**The task:**
Where the string "Cords" occurs in the material below, report the whole line.

**Dataset entries:**
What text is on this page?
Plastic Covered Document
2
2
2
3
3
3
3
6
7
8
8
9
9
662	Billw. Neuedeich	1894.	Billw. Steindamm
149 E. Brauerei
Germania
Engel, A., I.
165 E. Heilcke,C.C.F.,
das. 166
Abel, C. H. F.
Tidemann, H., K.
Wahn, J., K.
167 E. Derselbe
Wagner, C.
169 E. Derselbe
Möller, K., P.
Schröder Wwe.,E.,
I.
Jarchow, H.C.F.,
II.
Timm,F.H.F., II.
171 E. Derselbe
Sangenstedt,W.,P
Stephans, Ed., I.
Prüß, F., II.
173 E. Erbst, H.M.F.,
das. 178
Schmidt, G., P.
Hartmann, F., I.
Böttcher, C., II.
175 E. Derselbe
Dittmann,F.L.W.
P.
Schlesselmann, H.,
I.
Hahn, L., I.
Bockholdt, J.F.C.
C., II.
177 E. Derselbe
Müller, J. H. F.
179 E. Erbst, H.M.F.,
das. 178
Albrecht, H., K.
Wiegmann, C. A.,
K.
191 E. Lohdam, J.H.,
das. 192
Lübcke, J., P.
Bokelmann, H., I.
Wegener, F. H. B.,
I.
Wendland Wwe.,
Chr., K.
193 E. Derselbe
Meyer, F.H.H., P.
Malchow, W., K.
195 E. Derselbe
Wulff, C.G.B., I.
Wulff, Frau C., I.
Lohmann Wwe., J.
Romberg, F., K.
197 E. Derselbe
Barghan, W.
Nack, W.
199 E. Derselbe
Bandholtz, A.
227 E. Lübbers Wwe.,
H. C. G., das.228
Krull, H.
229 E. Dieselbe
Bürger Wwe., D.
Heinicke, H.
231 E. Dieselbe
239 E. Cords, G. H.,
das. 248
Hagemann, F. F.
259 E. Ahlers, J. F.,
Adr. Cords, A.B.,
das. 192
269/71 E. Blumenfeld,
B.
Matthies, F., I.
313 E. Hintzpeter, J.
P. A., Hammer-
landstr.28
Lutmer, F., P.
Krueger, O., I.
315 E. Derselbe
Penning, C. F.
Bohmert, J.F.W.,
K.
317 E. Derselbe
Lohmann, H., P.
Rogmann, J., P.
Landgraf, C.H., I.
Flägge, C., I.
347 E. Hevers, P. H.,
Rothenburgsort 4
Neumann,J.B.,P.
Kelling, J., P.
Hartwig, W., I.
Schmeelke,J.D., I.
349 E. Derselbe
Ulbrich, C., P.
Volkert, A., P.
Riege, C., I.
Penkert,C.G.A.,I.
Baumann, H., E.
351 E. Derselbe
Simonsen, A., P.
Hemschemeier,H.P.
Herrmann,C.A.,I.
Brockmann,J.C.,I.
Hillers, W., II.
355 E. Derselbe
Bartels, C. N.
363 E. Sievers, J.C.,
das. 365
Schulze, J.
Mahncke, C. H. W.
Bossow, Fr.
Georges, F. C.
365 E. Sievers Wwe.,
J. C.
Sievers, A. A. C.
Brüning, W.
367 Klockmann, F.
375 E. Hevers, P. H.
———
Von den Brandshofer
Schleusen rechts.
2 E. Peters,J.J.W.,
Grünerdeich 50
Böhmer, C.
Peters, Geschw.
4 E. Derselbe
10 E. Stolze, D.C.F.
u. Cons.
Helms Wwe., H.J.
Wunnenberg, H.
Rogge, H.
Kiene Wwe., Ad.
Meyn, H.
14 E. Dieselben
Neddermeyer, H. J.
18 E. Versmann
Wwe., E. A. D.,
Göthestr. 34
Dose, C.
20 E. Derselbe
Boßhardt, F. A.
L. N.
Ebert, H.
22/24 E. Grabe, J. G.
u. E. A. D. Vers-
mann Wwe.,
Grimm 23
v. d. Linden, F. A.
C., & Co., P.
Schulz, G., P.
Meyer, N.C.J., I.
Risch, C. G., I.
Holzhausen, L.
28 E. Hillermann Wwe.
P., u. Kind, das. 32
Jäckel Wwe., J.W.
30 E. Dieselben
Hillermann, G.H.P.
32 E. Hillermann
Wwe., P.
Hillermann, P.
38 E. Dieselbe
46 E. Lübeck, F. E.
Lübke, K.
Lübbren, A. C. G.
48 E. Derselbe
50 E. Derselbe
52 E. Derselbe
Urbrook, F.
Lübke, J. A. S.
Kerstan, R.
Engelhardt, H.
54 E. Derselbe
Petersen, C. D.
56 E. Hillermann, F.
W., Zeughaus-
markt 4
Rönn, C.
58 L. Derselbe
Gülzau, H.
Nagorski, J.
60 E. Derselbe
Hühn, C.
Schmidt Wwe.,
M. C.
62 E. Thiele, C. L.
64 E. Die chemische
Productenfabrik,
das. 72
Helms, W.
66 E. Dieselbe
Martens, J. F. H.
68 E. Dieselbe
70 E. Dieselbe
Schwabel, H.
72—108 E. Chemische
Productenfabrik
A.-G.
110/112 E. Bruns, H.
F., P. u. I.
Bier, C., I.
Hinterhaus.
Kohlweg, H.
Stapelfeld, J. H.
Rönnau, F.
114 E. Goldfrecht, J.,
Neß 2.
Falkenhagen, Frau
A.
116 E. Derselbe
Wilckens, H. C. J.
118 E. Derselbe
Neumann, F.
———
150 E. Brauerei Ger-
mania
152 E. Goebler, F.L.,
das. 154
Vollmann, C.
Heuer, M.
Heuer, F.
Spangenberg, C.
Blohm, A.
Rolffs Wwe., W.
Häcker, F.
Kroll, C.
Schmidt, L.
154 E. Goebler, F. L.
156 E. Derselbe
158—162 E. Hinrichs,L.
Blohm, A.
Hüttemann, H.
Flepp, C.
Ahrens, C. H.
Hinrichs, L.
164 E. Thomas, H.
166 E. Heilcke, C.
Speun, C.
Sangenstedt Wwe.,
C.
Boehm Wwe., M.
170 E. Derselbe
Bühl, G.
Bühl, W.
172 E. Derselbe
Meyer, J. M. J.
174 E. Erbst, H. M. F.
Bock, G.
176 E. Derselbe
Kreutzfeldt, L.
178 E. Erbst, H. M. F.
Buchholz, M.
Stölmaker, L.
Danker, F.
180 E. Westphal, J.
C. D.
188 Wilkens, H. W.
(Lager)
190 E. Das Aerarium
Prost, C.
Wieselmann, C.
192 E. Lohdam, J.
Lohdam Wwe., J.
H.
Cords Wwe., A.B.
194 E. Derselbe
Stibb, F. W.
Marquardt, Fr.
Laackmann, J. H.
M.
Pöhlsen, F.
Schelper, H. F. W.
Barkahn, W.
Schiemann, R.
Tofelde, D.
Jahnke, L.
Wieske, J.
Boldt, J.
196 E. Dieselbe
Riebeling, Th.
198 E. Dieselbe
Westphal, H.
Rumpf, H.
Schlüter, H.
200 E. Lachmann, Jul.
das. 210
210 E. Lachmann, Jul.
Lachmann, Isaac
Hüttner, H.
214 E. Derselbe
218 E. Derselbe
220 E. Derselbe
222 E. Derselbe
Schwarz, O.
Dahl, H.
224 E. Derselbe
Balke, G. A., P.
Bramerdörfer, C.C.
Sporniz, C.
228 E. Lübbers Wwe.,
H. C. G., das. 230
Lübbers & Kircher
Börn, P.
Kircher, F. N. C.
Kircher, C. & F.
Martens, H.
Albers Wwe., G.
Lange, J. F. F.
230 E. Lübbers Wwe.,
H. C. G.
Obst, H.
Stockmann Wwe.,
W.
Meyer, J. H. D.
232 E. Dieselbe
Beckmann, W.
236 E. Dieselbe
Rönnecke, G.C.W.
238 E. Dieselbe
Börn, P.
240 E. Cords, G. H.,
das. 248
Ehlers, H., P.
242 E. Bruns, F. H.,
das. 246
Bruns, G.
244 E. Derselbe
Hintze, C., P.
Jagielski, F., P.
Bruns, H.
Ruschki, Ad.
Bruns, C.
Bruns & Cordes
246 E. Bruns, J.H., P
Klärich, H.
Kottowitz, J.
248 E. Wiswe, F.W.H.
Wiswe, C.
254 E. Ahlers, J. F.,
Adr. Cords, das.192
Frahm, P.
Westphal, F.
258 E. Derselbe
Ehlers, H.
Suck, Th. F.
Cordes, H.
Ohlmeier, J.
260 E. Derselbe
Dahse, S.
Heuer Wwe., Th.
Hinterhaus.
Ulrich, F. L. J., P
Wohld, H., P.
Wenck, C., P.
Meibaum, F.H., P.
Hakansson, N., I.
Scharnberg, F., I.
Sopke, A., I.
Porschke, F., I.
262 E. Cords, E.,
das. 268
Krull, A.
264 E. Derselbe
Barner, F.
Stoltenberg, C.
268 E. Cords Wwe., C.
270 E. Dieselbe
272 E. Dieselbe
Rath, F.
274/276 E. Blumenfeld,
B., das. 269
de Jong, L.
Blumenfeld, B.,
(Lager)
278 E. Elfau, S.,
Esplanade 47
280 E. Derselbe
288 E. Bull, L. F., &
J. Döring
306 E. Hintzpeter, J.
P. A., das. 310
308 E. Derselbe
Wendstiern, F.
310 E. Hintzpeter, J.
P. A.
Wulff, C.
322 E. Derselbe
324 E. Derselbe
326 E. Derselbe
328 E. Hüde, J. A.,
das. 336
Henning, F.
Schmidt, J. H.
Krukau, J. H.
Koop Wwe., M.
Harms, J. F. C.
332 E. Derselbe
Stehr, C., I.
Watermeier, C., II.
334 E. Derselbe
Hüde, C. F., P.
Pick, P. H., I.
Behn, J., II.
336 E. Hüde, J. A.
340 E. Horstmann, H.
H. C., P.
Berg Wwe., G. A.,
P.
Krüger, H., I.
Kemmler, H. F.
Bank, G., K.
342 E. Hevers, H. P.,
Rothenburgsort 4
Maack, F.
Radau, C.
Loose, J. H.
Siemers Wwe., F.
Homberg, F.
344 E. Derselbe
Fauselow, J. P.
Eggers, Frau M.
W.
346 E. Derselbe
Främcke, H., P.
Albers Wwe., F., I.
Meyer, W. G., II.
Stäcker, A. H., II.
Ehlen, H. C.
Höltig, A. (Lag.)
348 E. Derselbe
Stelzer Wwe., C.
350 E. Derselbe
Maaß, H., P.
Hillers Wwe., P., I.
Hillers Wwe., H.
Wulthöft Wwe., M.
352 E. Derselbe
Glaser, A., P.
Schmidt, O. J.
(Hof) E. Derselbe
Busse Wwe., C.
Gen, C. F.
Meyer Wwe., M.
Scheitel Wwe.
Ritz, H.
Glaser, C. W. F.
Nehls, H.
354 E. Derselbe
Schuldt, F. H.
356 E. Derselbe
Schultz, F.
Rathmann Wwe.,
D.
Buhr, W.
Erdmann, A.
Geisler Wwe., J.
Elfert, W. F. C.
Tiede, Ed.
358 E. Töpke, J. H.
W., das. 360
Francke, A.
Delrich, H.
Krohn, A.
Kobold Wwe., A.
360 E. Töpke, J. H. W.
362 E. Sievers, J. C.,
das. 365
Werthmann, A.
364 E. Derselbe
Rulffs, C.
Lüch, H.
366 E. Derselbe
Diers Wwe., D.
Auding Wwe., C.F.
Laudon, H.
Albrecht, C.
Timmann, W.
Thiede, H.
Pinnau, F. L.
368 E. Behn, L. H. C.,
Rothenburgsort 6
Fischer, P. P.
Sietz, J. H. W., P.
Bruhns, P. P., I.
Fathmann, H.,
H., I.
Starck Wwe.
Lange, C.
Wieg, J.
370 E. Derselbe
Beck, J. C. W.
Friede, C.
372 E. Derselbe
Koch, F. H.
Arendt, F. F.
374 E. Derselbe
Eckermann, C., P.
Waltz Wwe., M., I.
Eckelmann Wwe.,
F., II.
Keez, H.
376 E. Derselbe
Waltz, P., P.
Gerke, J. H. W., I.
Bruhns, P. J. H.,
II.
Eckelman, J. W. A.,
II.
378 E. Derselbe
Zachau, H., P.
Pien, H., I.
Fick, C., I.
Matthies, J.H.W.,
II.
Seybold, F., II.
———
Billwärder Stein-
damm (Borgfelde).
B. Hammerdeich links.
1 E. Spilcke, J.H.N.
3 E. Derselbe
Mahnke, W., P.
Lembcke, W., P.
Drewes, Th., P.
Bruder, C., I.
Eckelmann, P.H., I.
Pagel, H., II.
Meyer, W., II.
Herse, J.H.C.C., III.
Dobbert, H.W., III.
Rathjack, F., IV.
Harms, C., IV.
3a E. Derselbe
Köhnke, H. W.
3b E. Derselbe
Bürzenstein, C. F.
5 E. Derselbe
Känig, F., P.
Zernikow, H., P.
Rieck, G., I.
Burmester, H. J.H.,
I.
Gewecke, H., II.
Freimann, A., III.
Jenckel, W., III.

**In response:**
239 E. Cords, G. H.,
Adr. Cords, A.B.,
Cords Wwe., A.B.
240 E. Cords, G. H.,
Adr. Cords, das.192
262 E. Cords, E.,
268 E. Cords Wwe., C.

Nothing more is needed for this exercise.